::: MATERIAL FOR THE TASK :::

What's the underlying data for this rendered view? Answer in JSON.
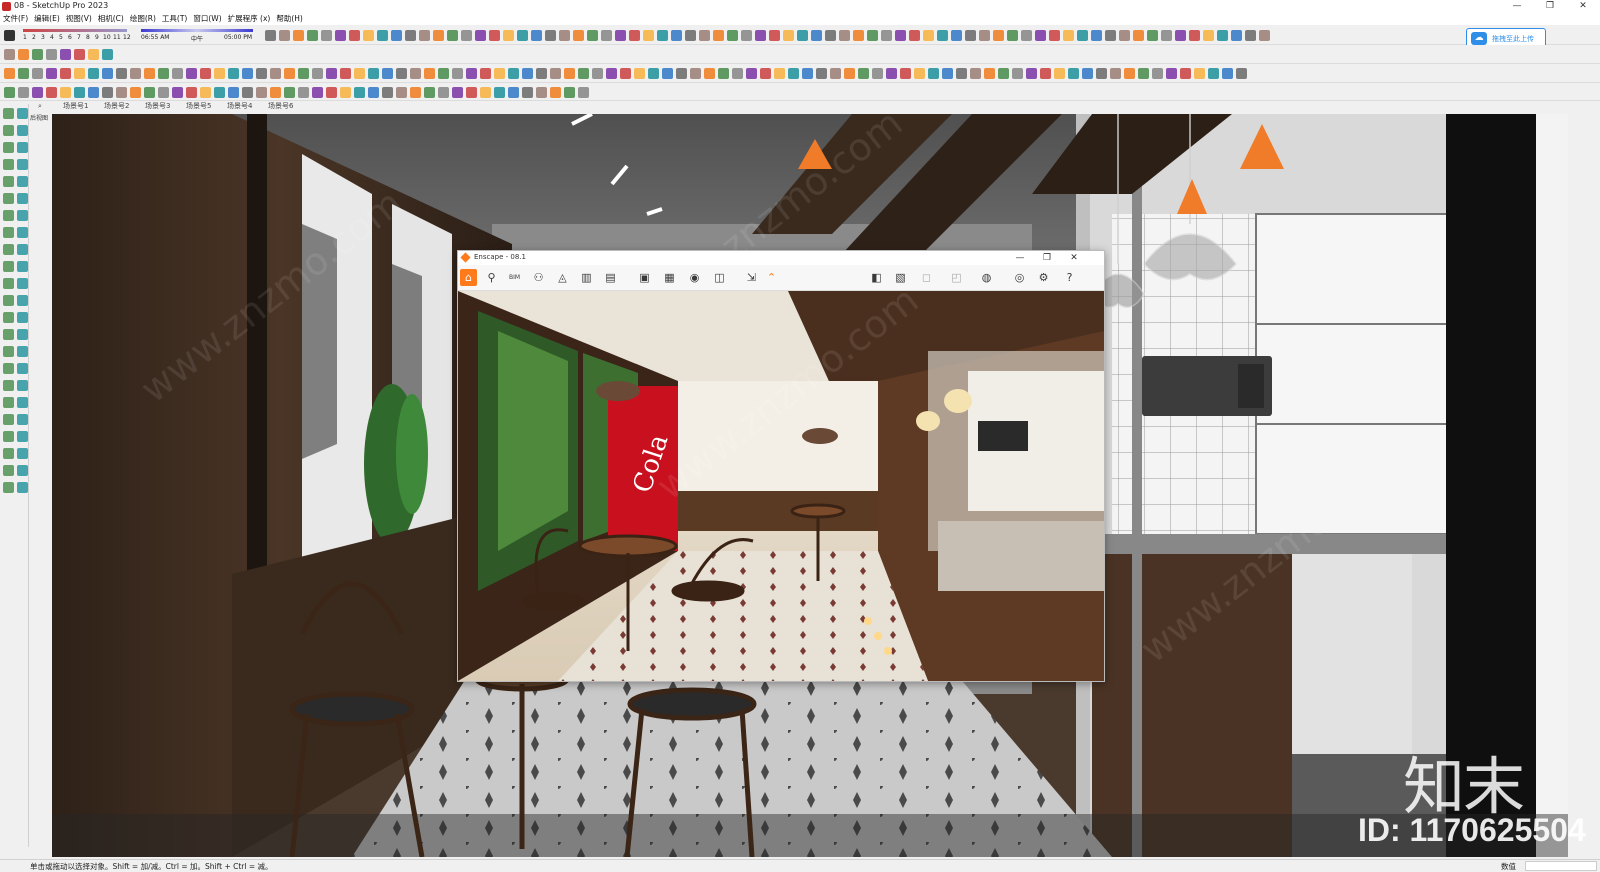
{
  "window": {
    "title": "08 - SketchUp Pro 2023",
    "controls": [
      "—",
      "❐",
      "✕"
    ]
  },
  "menu": [
    "文件(F)",
    "编辑(E)",
    "视图(V)",
    "相机(C)",
    "绘图(R)",
    "工具(T)",
    "窗口(W)",
    "扩展程序 (x)",
    "帮助(H)"
  ],
  "shadow_settings": {
    "months": [
      "1",
      "2",
      "3",
      "4",
      "5",
      "6",
      "7",
      "8",
      "9",
      "10",
      "11",
      "12"
    ],
    "time_start": "06:55 AM",
    "time_mid": "中午",
    "time_end": "05:00 PM"
  },
  "upload_button": {
    "label": "拖拽至此上传",
    "icon": "cloud-upload-icon",
    "color": "#2f8fe8"
  },
  "scenes": [
    "场景号1",
    "场景号2",
    "场景号3",
    "场景号5",
    "场景号4",
    "场景号6"
  ],
  "viewport": {
    "view_label": "后视图"
  },
  "enscape": {
    "title": "Enscape - 08.1",
    "accent": "#ff7a1a",
    "toolbar_icons": [
      "home-icon",
      "asset-library-icon",
      "bim-icon",
      "views-icon",
      "material-icon",
      "sun-icon",
      "video-editor-icon",
      "screenshot-icon",
      "batch-render-icon",
      "web-standalone-icon",
      "panorama-icon",
      "export-icon",
      "collapse-icon",
      "site-context-icon",
      "minimap-icon",
      "settings-icon",
      "visual-settings-icon",
      "help-icon"
    ],
    "bim_label": "BIM"
  },
  "statusbar": {
    "hint": "单击或拖动以选择对象。Shift = 加/减。Ctrl = 加。Shift + Ctrl = 减。",
    "measure_label": "数值"
  },
  "watermark": {
    "logo": "知末",
    "id_text": "ID: 1170625504",
    "diagonal": "www.znzmo.com"
  }
}
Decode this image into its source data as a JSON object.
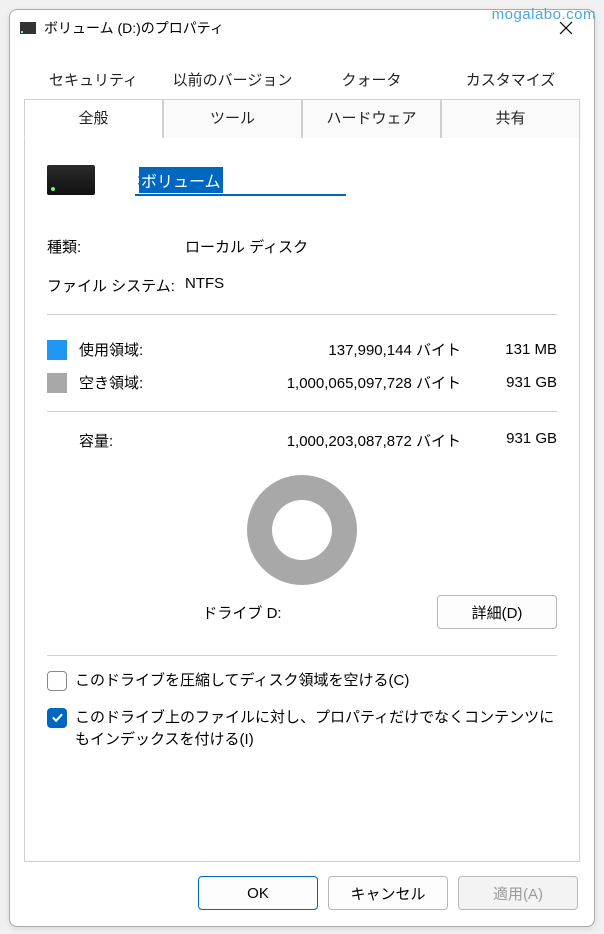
{
  "watermark": "mogalabo.com",
  "window": {
    "title": "ボリューム (D:)のプロパティ"
  },
  "tabs": {
    "row1": [
      "セキュリティ",
      "以前のバージョン",
      "クォータ",
      "カスタマイズ"
    ],
    "row2": [
      "全般",
      "ツール",
      "ハードウェア",
      "共有"
    ]
  },
  "volume_name": "ボリューム",
  "info": {
    "type_label": "種類:",
    "type_value": "ローカル ディスク",
    "fs_label": "ファイル システム:",
    "fs_value": "NTFS"
  },
  "storage": {
    "used_label": "使用領域:",
    "used_bytes": "137,990,144 バイト",
    "used_human": "131 MB",
    "free_label": "空き領域:",
    "free_bytes": "1,000,065,097,728 バイト",
    "free_human": "931 GB",
    "capacity_label": "容量:",
    "capacity_bytes": "1,000,203,087,872 バイト",
    "capacity_human": "931 GB"
  },
  "drive_label": "ドライブ D:",
  "detail_btn": "詳細(D)",
  "checkboxes": {
    "compress": "このドライブを圧縮してディスク領域を空ける(C)",
    "index": "このドライブ上のファイルに対し、プロパティだけでなくコンテンツにもインデックスを付ける(I)"
  },
  "footer": {
    "ok": "OK",
    "cancel": "キャンセル",
    "apply": "適用(A)"
  },
  "chart_data": {
    "type": "pie",
    "title": "ドライブ D:",
    "series": [
      {
        "name": "使用領域",
        "value": 137990144,
        "human": "131 MB",
        "color": "#2095f2"
      },
      {
        "name": "空き領域",
        "value": 1000065097728,
        "human": "931 GB",
        "color": "#a8a8a8"
      }
    ],
    "total": 1000203087872
  }
}
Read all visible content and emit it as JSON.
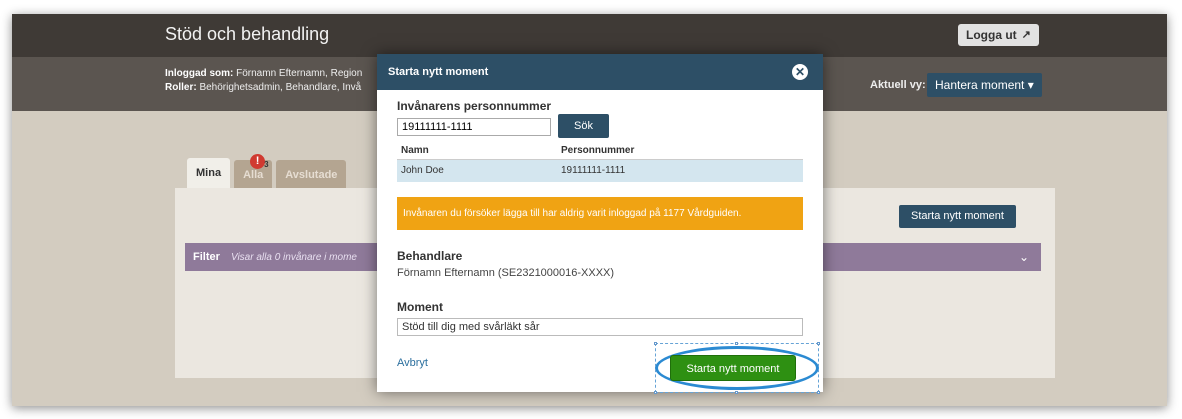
{
  "header": {
    "title": "Stöd och behandling",
    "logout_label": "Logga ut",
    "logout_icon": "logout-icon"
  },
  "userbar": {
    "logged_in_label": "Inloggad som:",
    "logged_in_value": "Förnamn Efternamn, Region",
    "roles_label": "Roller:",
    "roles_value": "Behörighetsadmin, Behandlare, Invå",
    "view_label": "Aktuell vy:",
    "view_value": "Hantera moment ▾"
  },
  "tabs": [
    {
      "label": "Mina"
    },
    {
      "label": "Alla",
      "badge": "!",
      "count": "3"
    },
    {
      "label": "Avslutade"
    }
  ],
  "panel": {
    "start_button_label": "Starta nytt moment",
    "filter_label": "Filter",
    "filter_text": "Visar alla 0 invånare i mome"
  },
  "modal": {
    "title": "Starta nytt moment",
    "pn_label": "Invånarens personnummer",
    "pn_value": "19111111-1111",
    "search_label": "Sök",
    "col_name": "Namn",
    "col_pn": "Personnummer",
    "row_name": "John Doe",
    "row_pn": "19111111-1111",
    "warning": "Invånaren du försöker lägga till har aldrig varit inloggad på 1177 Vårdguiden.",
    "behandlare_label": "Behandlare",
    "behandlare_value": "Förnamn Efternamn (SE2321000016-XXXX)",
    "moment_label": "Moment",
    "moment_value": "Stöd till dig med svårläkt sår",
    "cancel_label": "Avbryt",
    "start_label": "Starta nytt moment"
  },
  "colors": {
    "header_bg": "#3f3a36",
    "modal_header": "#2d4f66",
    "warning": "#f0a313",
    "primary_green": "#2e9012",
    "highlight": "#2b8ad2"
  }
}
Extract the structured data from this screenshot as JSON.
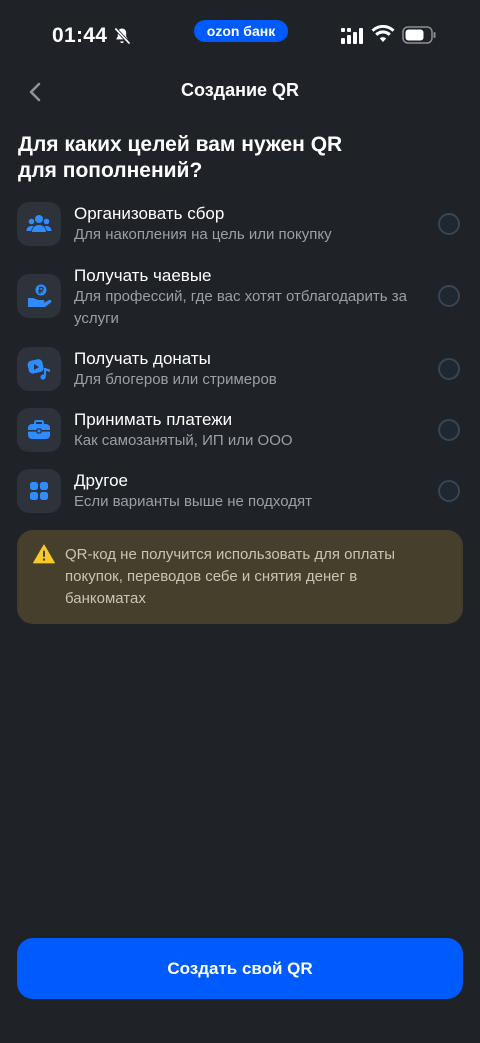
{
  "status_bar": {
    "time": "01:44",
    "brand": "ozon банк",
    "icons": [
      "bell-off-icon",
      "signal-icon",
      "wifi-icon",
      "battery-icon"
    ]
  },
  "nav": {
    "back_icon": "chevron-left-icon",
    "title": "Создание QR"
  },
  "heading_line1": "Для каких целей вам нужен QR",
  "heading_line2": "для пополнений?",
  "options": [
    {
      "icon": "people-icon",
      "title": "Организовать сбор",
      "description": "Для накопления на цель или покупку",
      "selected": false
    },
    {
      "icon": "hand-coin-icon",
      "title": "Получать чаевые",
      "description": "Для профессий, где вас хотят отблагодарить за услуги",
      "selected": false
    },
    {
      "icon": "video-music-icon",
      "title": "Получать донаты",
      "description": "Для блогеров или стримеров",
      "selected": false
    },
    {
      "icon": "briefcase-icon",
      "title": "Принимать платежи",
      "description": "Как самозанятый, ИП или ООО",
      "selected": false
    },
    {
      "icon": "grid-icon",
      "title": "Другое",
      "description": "Если варианты выше не подходят",
      "selected": false
    }
  ],
  "warning": {
    "icon": "warning-icon",
    "text": "QR-код не получится использовать для оплаты покупок, переводов себе и снятия денег в банкоматах"
  },
  "create_button_label": "Создать свой QR",
  "colors": {
    "background": "#1f2227",
    "accent": "#005bff",
    "icon_blue": "#2f8cff",
    "warning_bg": "#453f2c",
    "warning_icon": "#f7c92c"
  }
}
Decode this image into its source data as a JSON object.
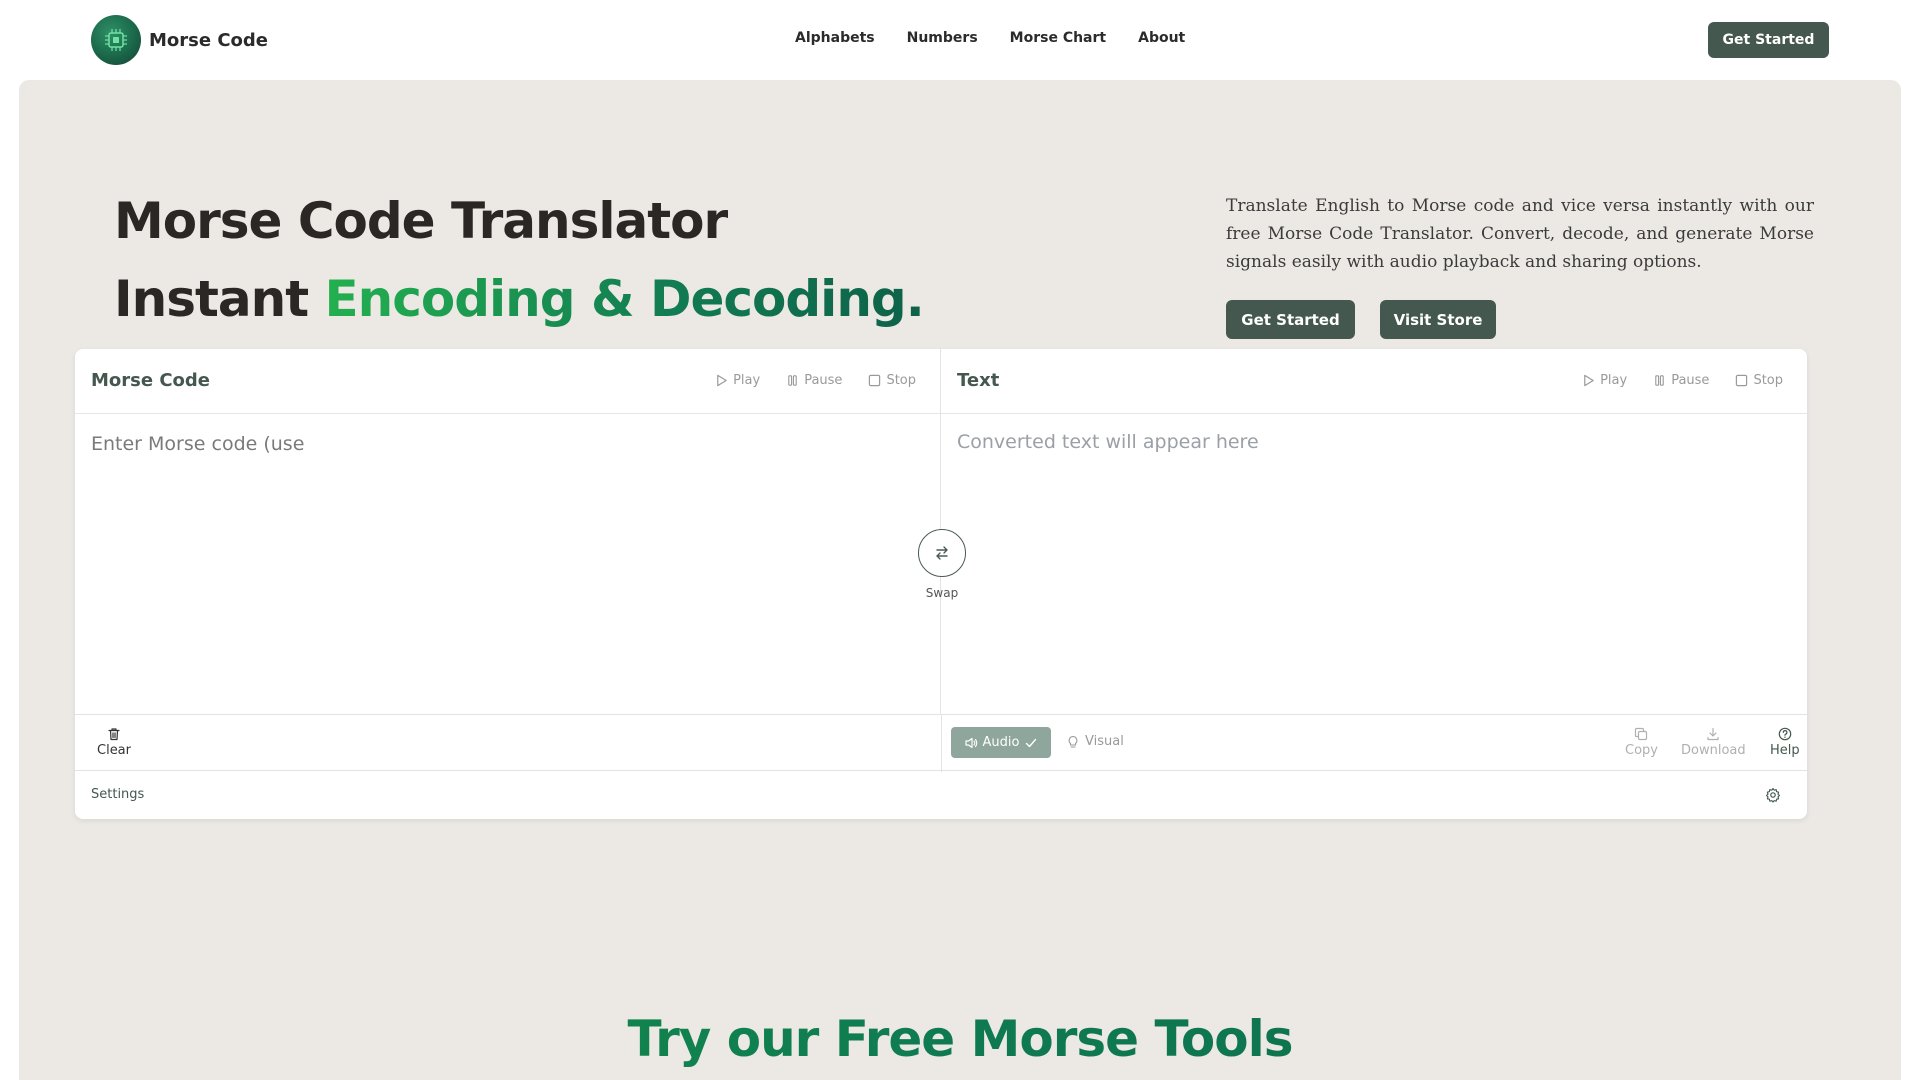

:::

**YOUR INSTRUCTIONS:**
Count how many lines of the data include the word "video". Your reply should be that number alone.

**RESPONSE TO THE TASK:**
2